- **Exercise instructions**:
Output only the lines from the line holding "Enumerate this screenshot's" through the close of the records, exactly as they appear, with all pictures omitted.

- **Supplied data**:
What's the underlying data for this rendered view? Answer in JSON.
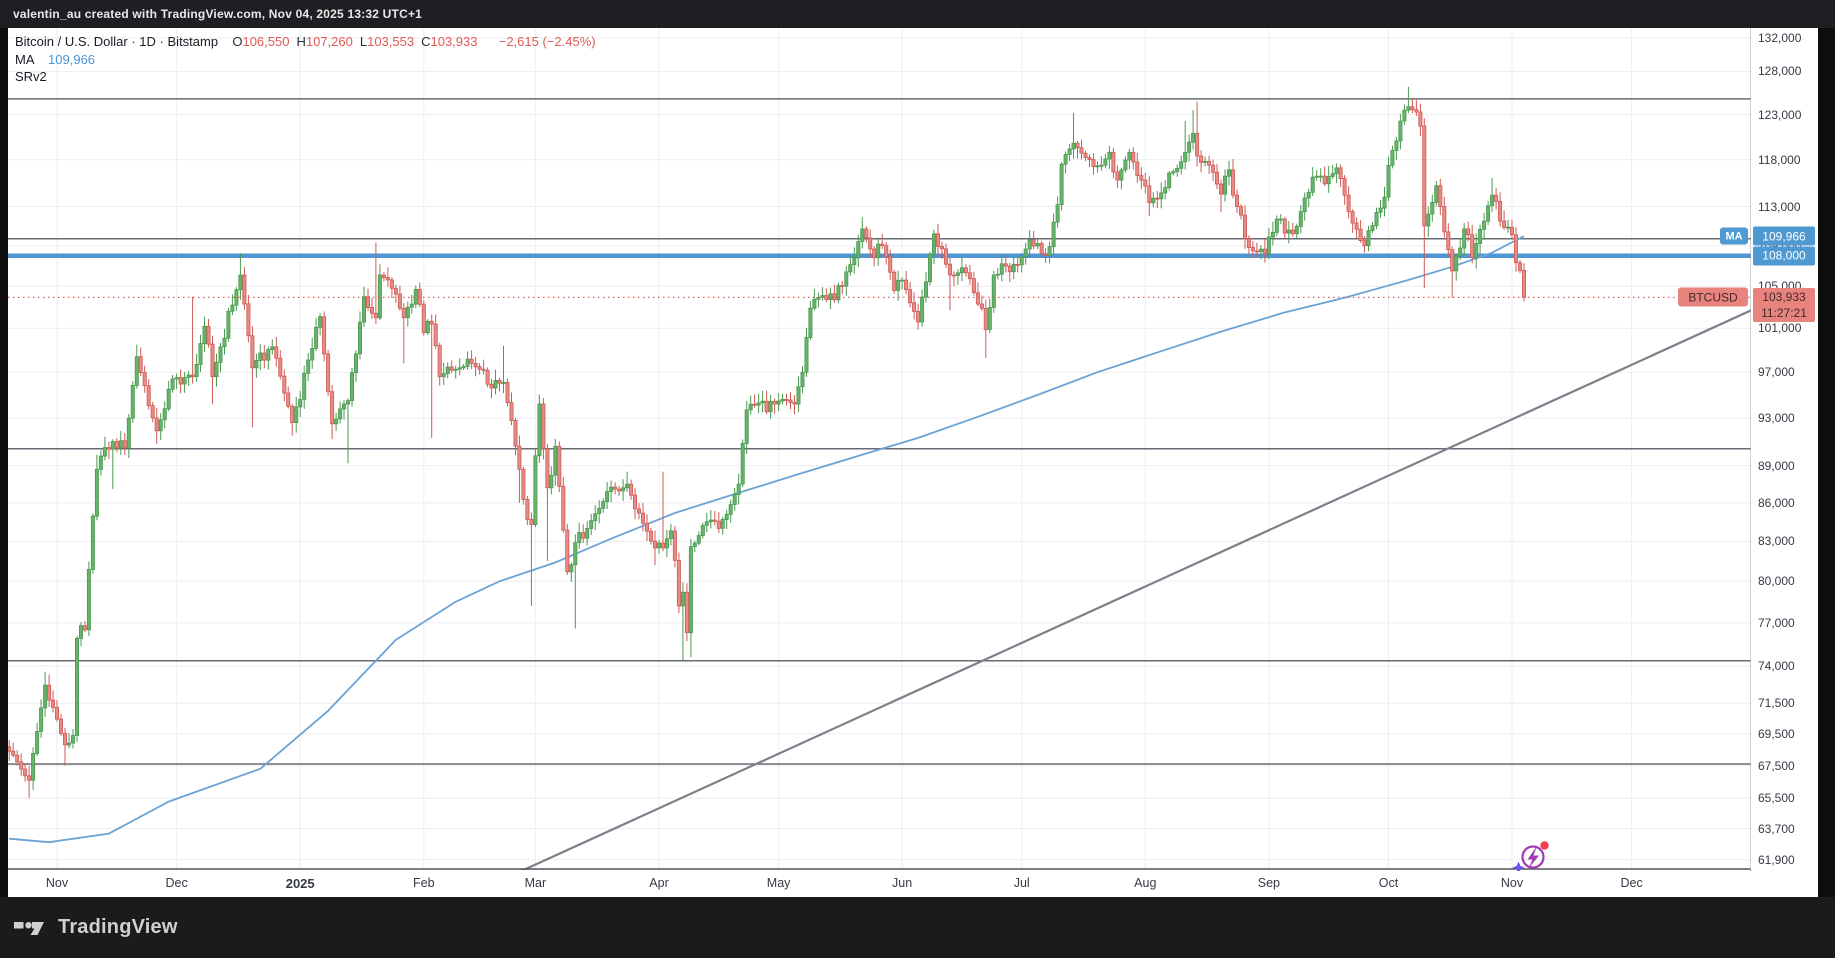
{
  "attribution_bar": {
    "text": "valentin_au created with TradingView.com, Nov 04, 2025 13:32 UTC+1"
  },
  "legend": {
    "symbol_line": {
      "title": "Bitcoin / U.S. Dollar",
      "separator": "·",
      "interval": "1D",
      "exchange": "Bitstamp",
      "ohlc": [
        {
          "k": "O",
          "v": "106,550"
        },
        {
          "k": "H",
          "v": "107,260"
        },
        {
          "k": "L",
          "v": "103,553"
        },
        {
          "k": "C",
          "v": "103,933"
        }
      ],
      "change": "−2,615 (−2.45%)"
    },
    "ma_line": {
      "label": "MA",
      "value": "109,966"
    },
    "indicator_line": {
      "label": "SRv2"
    }
  },
  "axis_labels": {
    "ma_tag": "MA",
    "ma_value": "109,966",
    "level_value": "108,000",
    "symbol_tag": "BTCUSD",
    "price_value": "103,933",
    "countdown": "11:27:21"
  },
  "footer": {
    "brand": "TradingView"
  },
  "colors": {
    "up_body": "#68b36c",
    "up_line": "#4b9a50",
    "down_body": "#e68c87",
    "down_line": "#cf5a55",
    "ma_line": "#6ba3d6",
    "level_line_blue": "#4f96d2",
    "sr_line": "#686b74",
    "trend_line": "#7d8089",
    "price_dotted": "#e05c5c",
    "grid": "#eceef1",
    "label_blue_bg": "#4f99d3",
    "label_red_bg": "#e8837e",
    "label_red_text": "#442a28"
  },
  "chart_data": {
    "type": "candlestick",
    "symbol": "BTCUSD",
    "title": "Bitcoin / U.S. Dollar",
    "exchange": "Bitstamp",
    "interval": "1D",
    "scale": "log",
    "grid": true,
    "x_range": "Oct 2024 – Dec 2025",
    "y_axis_side": "right",
    "last_ohlc": {
      "open": 106550,
      "high": 107260,
      "low": 103553,
      "close": 103933
    },
    "change_abs": -2615,
    "change_pct": -2.45,
    "ma_last": 109966,
    "level_line": 108000,
    "current_price": 103933,
    "countdown": "11:27:21",
    "y_ticks": [
      {
        "label": "132,000",
        "value": 132000
      },
      {
        "label": "128,000",
        "value": 128000
      },
      {
        "label": "123,000",
        "value": 123000
      },
      {
        "label": "118,000",
        "value": 118000
      },
      {
        "label": "113,000",
        "value": 113000
      },
      {
        "label": "109,000",
        "value": 109000
      },
      {
        "label": "105,000",
        "value": 105000
      },
      {
        "label": "101,000",
        "value": 101000
      },
      {
        "label": "97,000",
        "value": 97000
      },
      {
        "label": "93,000",
        "value": 93000
      },
      {
        "label": "89,000",
        "value": 89000
      },
      {
        "label": "86,000",
        "value": 86000
      },
      {
        "label": "83,000",
        "value": 83000
      },
      {
        "label": "80,000",
        "value": 80000
      },
      {
        "label": "77,000",
        "value": 77000
      },
      {
        "label": "74,000",
        "value": 74000
      },
      {
        "label": "71,500",
        "value": 71500
      },
      {
        "label": "69,500",
        "value": 69500
      },
      {
        "label": "67,500",
        "value": 67500
      },
      {
        "label": "65,500",
        "value": 65500
      },
      {
        "label": "63,700",
        "value": 63700
      },
      {
        "label": "61,900",
        "value": 61900
      }
    ],
    "x_ticks": [
      {
        "label": "Nov",
        "day": 12
      },
      {
        "label": "Dec",
        "day": 42
      },
      {
        "label": "2025",
        "day": 73,
        "bold": true
      },
      {
        "label": "Feb",
        "day": 104
      },
      {
        "label": "Mar",
        "day": 132
      },
      {
        "label": "Apr",
        "day": 163
      },
      {
        "label": "May",
        "day": 193
      },
      {
        "label": "Jun",
        "day": 224
      },
      {
        "label": "Jul",
        "day": 254
      },
      {
        "label": "Aug",
        "day": 285
      },
      {
        "label": "Sep",
        "day": 316
      },
      {
        "label": "Oct",
        "day": 346
      },
      {
        "label": "Nov",
        "day": 377
      },
      {
        "label": "Dec",
        "day": 407
      }
    ],
    "sr_levels": [
      124800,
      109700,
      90400,
      74350,
      67600
    ],
    "trendline": {
      "from": {
        "day": 128,
        "price": 61200
      },
      "to": {
        "day": 437,
        "price": 102700
      }
    },
    "ma_waypoints": [
      [
        0,
        63100
      ],
      [
        10,
        62900
      ],
      [
        25,
        63400
      ],
      [
        40,
        65300
      ],
      [
        63,
        67300
      ],
      [
        80,
        71000
      ],
      [
        97,
        75800
      ],
      [
        112,
        78500
      ],
      [
        123,
        80000
      ],
      [
        137,
        81400
      ],
      [
        151,
        83200
      ],
      [
        167,
        85200
      ],
      [
        182,
        86700
      ],
      [
        197,
        88200
      ],
      [
        212,
        89700
      ],
      [
        228,
        91300
      ],
      [
        243,
        93100
      ],
      [
        258,
        95000
      ],
      [
        273,
        97000
      ],
      [
        289,
        98900
      ],
      [
        304,
        100700
      ],
      [
        320,
        102500
      ],
      [
        335,
        103900
      ],
      [
        350,
        105500
      ],
      [
        362,
        106900
      ],
      [
        372,
        108300
      ],
      [
        380,
        109966
      ]
    ],
    "close_waypoints": [
      [
        0,
        68400
      ],
      [
        5,
        66600,
        null,
        65500
      ],
      [
        9,
        72700,
        73600,
        null
      ],
      [
        14,
        68800,
        null,
        67500
      ],
      [
        16,
        69400
      ],
      [
        17,
        75900
      ],
      [
        19,
        76500
      ],
      [
        22,
        88700,
        89900,
        null
      ],
      [
        24,
        90500
      ],
      [
        26,
        91000,
        null,
        87100
      ],
      [
        29,
        90500
      ],
      [
        32,
        98400,
        99500,
        null
      ],
      [
        36,
        93000
      ],
      [
        37,
        91900,
        null,
        90800
      ],
      [
        41,
        96400
      ],
      [
        46,
        96600,
        104000,
        null
      ],
      [
        49,
        101200
      ],
      [
        51,
        96600,
        null,
        94200
      ],
      [
        58,
        106100,
        108250,
        null
      ],
      [
        61,
        97400,
        null,
        92200
      ],
      [
        66,
        99300
      ],
      [
        71,
        92600,
        null,
        91500
      ],
      [
        75,
        98100
      ],
      [
        78,
        102100
      ],
      [
        81,
        92500,
        null,
        91200
      ],
      [
        85,
        94500,
        null,
        89200
      ],
      [
        89,
        104000
      ],
      [
        92,
        102000,
        109300,
        null
      ],
      [
        93,
        106100
      ],
      [
        96,
        104800
      ],
      [
        99,
        102000,
        null,
        97800
      ],
      [
        102,
        104700
      ],
      [
        104,
        100600
      ],
      [
        106,
        101400,
        null,
        91300
      ],
      [
        108,
        96600
      ],
      [
        113,
        97400
      ],
      [
        117,
        97500
      ],
      [
        121,
        95600
      ],
      [
        124,
        96100,
        99400,
        null
      ],
      [
        128,
        88700,
        null,
        86000
      ],
      [
        130,
        84700
      ],
      [
        131,
        84300,
        null,
        78200
      ],
      [
        133,
        94200
      ],
      [
        135,
        87200,
        null,
        81500
      ],
      [
        137,
        90600
      ],
      [
        140,
        80700
      ],
      [
        142,
        82900,
        null,
        76600
      ],
      [
        145,
        84000
      ],
      [
        150,
        86900
      ],
      [
        155,
        87500,
        88500,
        null
      ],
      [
        159,
        84400
      ],
      [
        162,
        82500,
        null,
        81200
      ],
      [
        164,
        82500,
        88500,
        null
      ],
      [
        166,
        83800
      ],
      [
        168,
        78200
      ],
      [
        169,
        79200,
        null,
        74400
      ],
      [
        170,
        76300
      ],
      [
        171,
        82600,
        null,
        74600
      ],
      [
        175,
        84500
      ],
      [
        178,
        84000
      ],
      [
        183,
        87500
      ],
      [
        185,
        93700
      ],
      [
        188,
        94300
      ],
      [
        192,
        94200
      ],
      [
        197,
        94200
      ],
      [
        199,
        97000
      ],
      [
        201,
        102900
      ],
      [
        204,
        104100
      ],
      [
        207,
        103700
      ],
      [
        210,
        106400
      ],
      [
        214,
        110700,
        111900,
        null
      ],
      [
        217,
        107800
      ],
      [
        219,
        109000
      ],
      [
        222,
        104600
      ],
      [
        224,
        105600
      ],
      [
        228,
        101600
      ],
      [
        232,
        110200
      ],
      [
        236,
        106100,
        null,
        102700
      ],
      [
        239,
        106800
      ],
      [
        243,
        103300
      ],
      [
        245,
        100900,
        null,
        98300
      ],
      [
        247,
        106100
      ],
      [
        249,
        107200
      ],
      [
        253,
        107100
      ],
      [
        256,
        109600
      ],
      [
        259,
        108200
      ],
      [
        261,
        108900
      ],
      [
        263,
        113200
      ],
      [
        264,
        117500
      ],
      [
        267,
        119800,
        123200,
        null
      ],
      [
        269,
        118700
      ],
      [
        271,
        118000
      ],
      [
        274,
        117400
      ],
      [
        276,
        118800
      ],
      [
        278,
        115800
      ],
      [
        281,
        118800
      ],
      [
        284,
        115800
      ],
      [
        286,
        113400,
        null,
        112000
      ],
      [
        290,
        115000
      ],
      [
        292,
        116700
      ],
      [
        295,
        118800,
        122300,
        null
      ],
      [
        297,
        120900,
        123500,
        null
      ],
      [
        298,
        118400,
        124500,
        null
      ],
      [
        301,
        117400
      ],
      [
        304,
        114300,
        null,
        112400
      ],
      [
        306,
        116900
      ],
      [
        308,
        113000
      ],
      [
        310,
        109700,
        null,
        108700
      ],
      [
        313,
        108400
      ],
      [
        315,
        108200,
        null,
        107300
      ],
      [
        318,
        111700
      ],
      [
        322,
        110200
      ],
      [
        325,
        113900
      ],
      [
        327,
        116100
      ],
      [
        330,
        115400
      ],
      [
        333,
        117100
      ],
      [
        336,
        112500
      ],
      [
        340,
        109000,
        null,
        108600
      ],
      [
        343,
        112400
      ],
      [
        345,
        114000
      ],
      [
        347,
        119000
      ],
      [
        350,
        123500
      ],
      [
        351,
        123900,
        126200,
        null
      ],
      [
        353,
        123300
      ],
      [
        354,
        121700
      ],
      [
        355,
        111000,
        null,
        104800
      ],
      [
        358,
        115200
      ],
      [
        359,
        113000
      ],
      [
        361,
        108600
      ],
      [
        362,
        106500,
        null,
        103900
      ],
      [
        365,
        110700
      ],
      [
        367,
        107800
      ],
      [
        370,
        111500
      ],
      [
        372,
        114200,
        116000,
        null
      ],
      [
        374,
        111500
      ],
      [
        377,
        110100
      ],
      [
        378,
        107300
      ],
      [
        379,
        106550
      ],
      [
        380,
        103933
      ]
    ]
  }
}
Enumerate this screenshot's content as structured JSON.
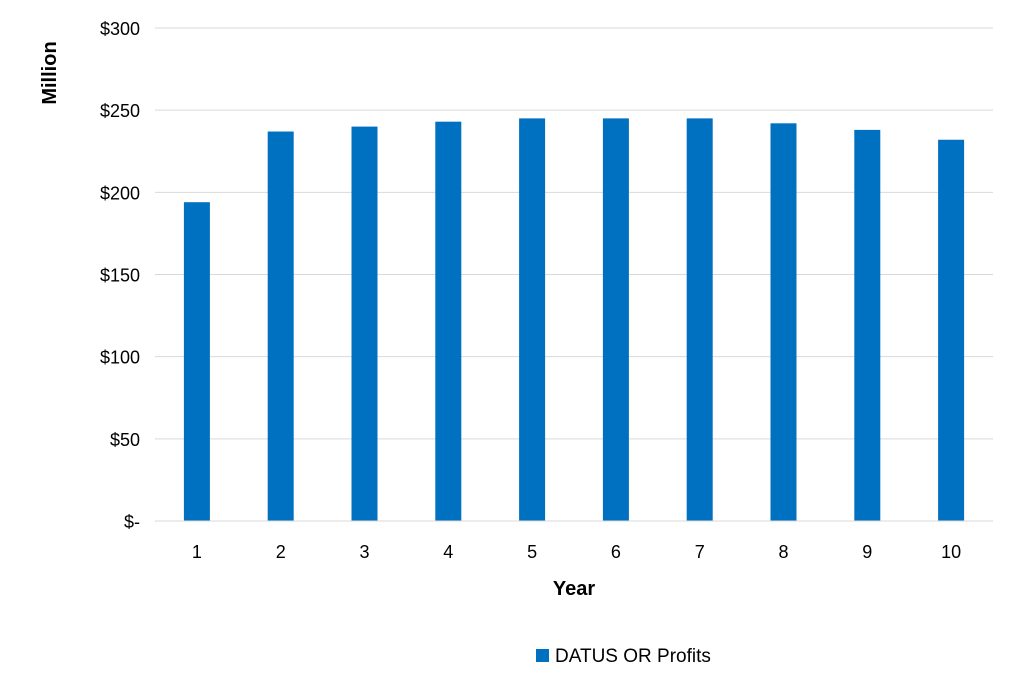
{
  "chart_data": {
    "type": "bar",
    "categories": [
      "1",
      "2",
      "3",
      "4",
      "5",
      "6",
      "7",
      "8",
      "9",
      "10"
    ],
    "series": [
      {
        "name": "DATUS OR Profits",
        "values": [
          194,
          237,
          240,
          243,
          245,
          245,
          245,
          242,
          238,
          232
        ],
        "color": "#0070C0"
      }
    ],
    "xlabel": "Year",
    "ylabel": "Million",
    "ylim": [
      0,
      300
    ],
    "yticks": [
      0,
      50,
      100,
      150,
      200,
      250,
      300
    ],
    "ytick_labels": [
      "$-",
      "$50",
      "$100",
      "$150",
      "$200",
      "$250",
      "$300"
    ],
    "grid": true,
    "grid_color": "#d9d9d9",
    "legend_position": "bottom"
  }
}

- **Reply**:
Enumerate this screenshot's content as structured JSON.
{
  "chart_data": {
    "type": "bar",
    "categories": [
      "1",
      "2",
      "3",
      "4",
      "5",
      "6",
      "7",
      "8",
      "9",
      "10"
    ],
    "series": [
      {
        "name": "DATUS OR Profits",
        "values": [
          194,
          237,
          240,
          243,
          245,
          245,
          245,
          242,
          238,
          232
        ],
        "color": "#0070C0"
      }
    ],
    "xlabel": "Year",
    "ylabel": "Million",
    "ylim": [
      0,
      300
    ],
    "yticks": [
      0,
      50,
      100,
      150,
      200,
      250,
      300
    ],
    "ytick_labels": [
      "$-",
      "$50",
      "$100",
      "$150",
      "$200",
      "$250",
      "$300"
    ],
    "grid": true,
    "grid_color": "#d9d9d9",
    "legend_position": "bottom"
  }
}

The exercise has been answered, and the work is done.